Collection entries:
-- begin --

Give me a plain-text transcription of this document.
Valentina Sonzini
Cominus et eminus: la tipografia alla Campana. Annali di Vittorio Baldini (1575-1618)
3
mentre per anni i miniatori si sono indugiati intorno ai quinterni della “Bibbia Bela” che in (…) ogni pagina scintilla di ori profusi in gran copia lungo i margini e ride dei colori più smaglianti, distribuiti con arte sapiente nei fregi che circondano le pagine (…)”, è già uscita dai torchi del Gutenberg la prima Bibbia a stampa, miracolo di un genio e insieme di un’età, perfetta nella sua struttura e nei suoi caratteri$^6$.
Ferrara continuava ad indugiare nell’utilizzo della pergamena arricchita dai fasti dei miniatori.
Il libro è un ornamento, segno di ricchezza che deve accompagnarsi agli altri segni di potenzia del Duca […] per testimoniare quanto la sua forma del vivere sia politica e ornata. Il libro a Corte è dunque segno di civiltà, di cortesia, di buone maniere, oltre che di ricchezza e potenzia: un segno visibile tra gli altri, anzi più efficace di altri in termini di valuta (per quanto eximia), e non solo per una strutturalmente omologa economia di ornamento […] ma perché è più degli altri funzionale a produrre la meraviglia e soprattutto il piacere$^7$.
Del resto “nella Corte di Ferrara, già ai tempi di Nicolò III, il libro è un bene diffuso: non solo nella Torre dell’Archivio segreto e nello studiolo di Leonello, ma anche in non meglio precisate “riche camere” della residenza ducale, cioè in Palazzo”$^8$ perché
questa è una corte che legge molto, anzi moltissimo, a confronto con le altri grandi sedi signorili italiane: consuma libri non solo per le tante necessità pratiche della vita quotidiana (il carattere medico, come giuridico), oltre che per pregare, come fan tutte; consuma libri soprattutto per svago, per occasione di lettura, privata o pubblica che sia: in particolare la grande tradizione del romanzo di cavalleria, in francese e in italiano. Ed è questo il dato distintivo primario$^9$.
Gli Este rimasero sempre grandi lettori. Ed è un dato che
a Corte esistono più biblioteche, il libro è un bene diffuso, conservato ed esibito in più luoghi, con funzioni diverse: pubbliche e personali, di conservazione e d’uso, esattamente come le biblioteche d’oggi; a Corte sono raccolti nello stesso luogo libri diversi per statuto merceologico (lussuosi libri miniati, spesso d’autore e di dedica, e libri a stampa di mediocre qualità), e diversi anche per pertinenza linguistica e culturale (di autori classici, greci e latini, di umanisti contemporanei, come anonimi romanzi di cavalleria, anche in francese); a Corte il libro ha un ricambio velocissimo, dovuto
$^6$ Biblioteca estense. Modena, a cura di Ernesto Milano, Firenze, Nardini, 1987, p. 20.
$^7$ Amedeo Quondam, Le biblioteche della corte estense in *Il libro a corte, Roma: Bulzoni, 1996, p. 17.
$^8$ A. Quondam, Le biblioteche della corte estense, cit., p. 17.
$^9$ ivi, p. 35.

-- end --

Repeat the entries above exactly, leaving nothing out.

Give me a plain-text transcription of this document.
Valentina Sonzini
Cominus et eminus: la tipografia alla Campana. Annali di Vittorio Baldini (1575-1618)
3
mentre per anni i miniatori si sono indugiati intorno ai quinterni della “Bibbia Bela” che in (…) ogni pagina scintilla di ori profusi in gran copia lungo i margini e ride dei colori più smaglianti, distribuiti con arte sapiente nei fregi che circondano le pagine (…)”, è già uscita dai torchi del Gutenberg la prima Bibbia a stampa, miracolo di un genio e insieme di un’età, perfetta nella sua struttura e nei suoi caratteri$^6$.
Ferrara continuava ad indugiare nell’utilizzo della pergamena arricchita dai fasti dei miniatori.
Il libro è un ornamento, segno di ricchezza che deve accompagnarsi agli altri segni di potenzia del Duca […] per testimoniare quanto la sua forma del vivere sia politica e ornata. Il libro a Corte è dunque segno di civiltà, di cortesia, di buone maniere, oltre che di ricchezza e potenzia: un segno visibile tra gli altri, anzi più efficace di altri in termini di valuta (per quanto eximia), e non solo per una strutturalmente omologa economia di ornamento […] ma perché è più degli altri funzionale a produrre la meraviglia e soprattutto il piacere$^7$.
Del resto “nella Corte di Ferrara, già ai tempi di Nicolò III, il libro è un bene diffuso: non solo nella Torre dell’Archivio segreto e nello studiolo di Leonello, ma anche in non meglio precisate “riche camere” della residenza ducale, cioè in Palazzo”$^8$ perché
questa è una corte che legge molto, anzi moltissimo, a confronto con le altri grandi sedi signorili italiane: consuma libri non solo per le tante necessità pratiche della vita quotidiana (il carattere medico, come giuridico), oltre che per pregare, come fan tutte; consuma libri soprattutto per svago, per occasione di lettura, privata o pubblica che sia: in particolare la grande tradizione del romanzo di cavalleria, in francese e in italiano. Ed è questo il dato distintivo primario$^9$.
Gli Este rimasero sempre grandi lettori. Ed è un dato che
a Corte esistono più biblioteche, il libro è un bene diffuso, conservato ed esibito in più luoghi, con funzioni diverse: pubbliche e personali, di conservazione e d’uso, esattamente come le biblioteche d’oggi; a Corte sono raccolti nello stesso luogo libri diversi per statuto merceologico (lussuosi libri miniati, spesso d’autore e di dedica, e libri a stampa di mediocre qualità), e diversi anche per pertinenza linguistica e culturale (di autori classici, greci e latini, di umanisti contemporanei, come anonimi romanzi di cavalleria, anche in francese); a Corte il libro ha un ricambio velocissimo, dovuto
$^6$ Biblioteca estense. Modena, a cura di Ernesto Milano, Firenze, Nardini, 1987, p. 20.
$^7$ Amedeo Quondam, Le biblioteche della corte estense in *Il libro a corte, Roma: Bulzoni, 1996, p. 17.
$^8$ A. Quondam, Le biblioteche della corte estense, cit., p. 17.
$^9$ ivi, p. 35.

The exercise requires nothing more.